What you are asked to do |
Transcribe the records below exactly as they appear, omitting any pictures.

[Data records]
▽
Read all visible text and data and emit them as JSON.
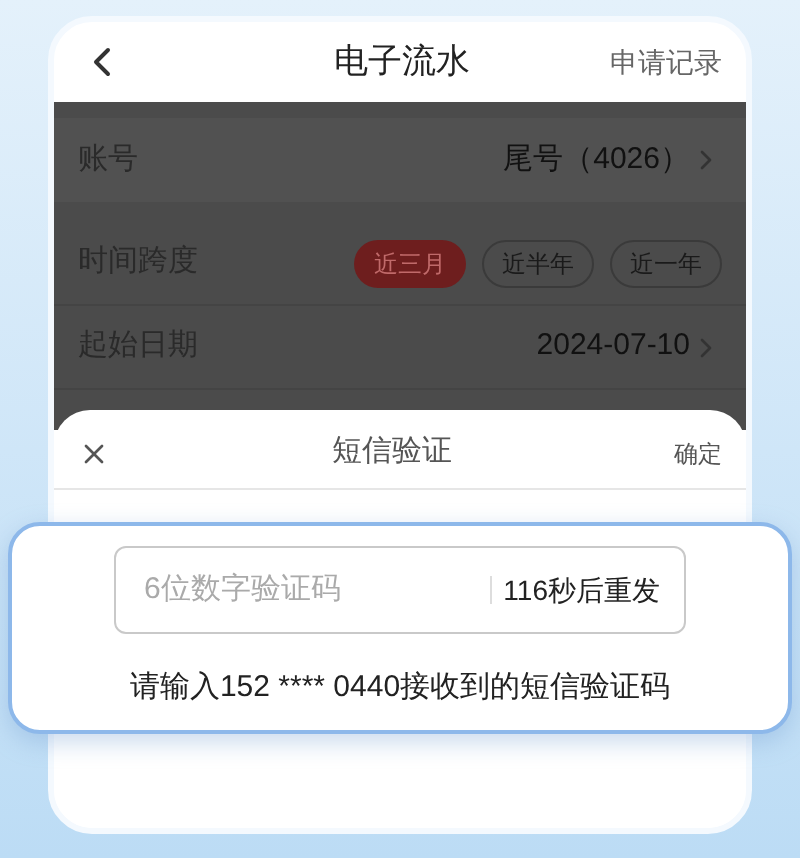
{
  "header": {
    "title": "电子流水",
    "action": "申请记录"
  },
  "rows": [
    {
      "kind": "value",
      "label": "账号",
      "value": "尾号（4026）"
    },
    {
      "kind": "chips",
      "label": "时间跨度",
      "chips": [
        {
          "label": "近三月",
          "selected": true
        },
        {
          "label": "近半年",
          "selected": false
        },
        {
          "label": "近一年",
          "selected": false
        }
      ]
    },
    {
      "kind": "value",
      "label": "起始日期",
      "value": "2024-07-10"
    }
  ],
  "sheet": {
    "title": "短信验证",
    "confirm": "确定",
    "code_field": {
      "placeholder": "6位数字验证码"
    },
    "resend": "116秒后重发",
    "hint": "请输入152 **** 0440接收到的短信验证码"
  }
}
△
Result of this exercise |
Read all visible text and data and emit them as JSON.
{
  "header": {
    "title": "电子流水",
    "action": "申请记录"
  },
  "rows": [
    {
      "kind": "value",
      "label": "账号",
      "value": "尾号（4026）"
    },
    {
      "kind": "chips",
      "label": "时间跨度",
      "chips": [
        {
          "label": "近三月",
          "selected": true
        },
        {
          "label": "近半年",
          "selected": false
        },
        {
          "label": "近一年",
          "selected": false
        }
      ]
    },
    {
      "kind": "value",
      "label": "起始日期",
      "value": "2024-07-10"
    }
  ],
  "sheet": {
    "title": "短信验证",
    "confirm": "确定",
    "code_field": {
      "placeholder": "6位数字验证码"
    },
    "resend": "116秒后重发",
    "hint": "请输入152 **** 0440接收到的短信验证码"
  }
}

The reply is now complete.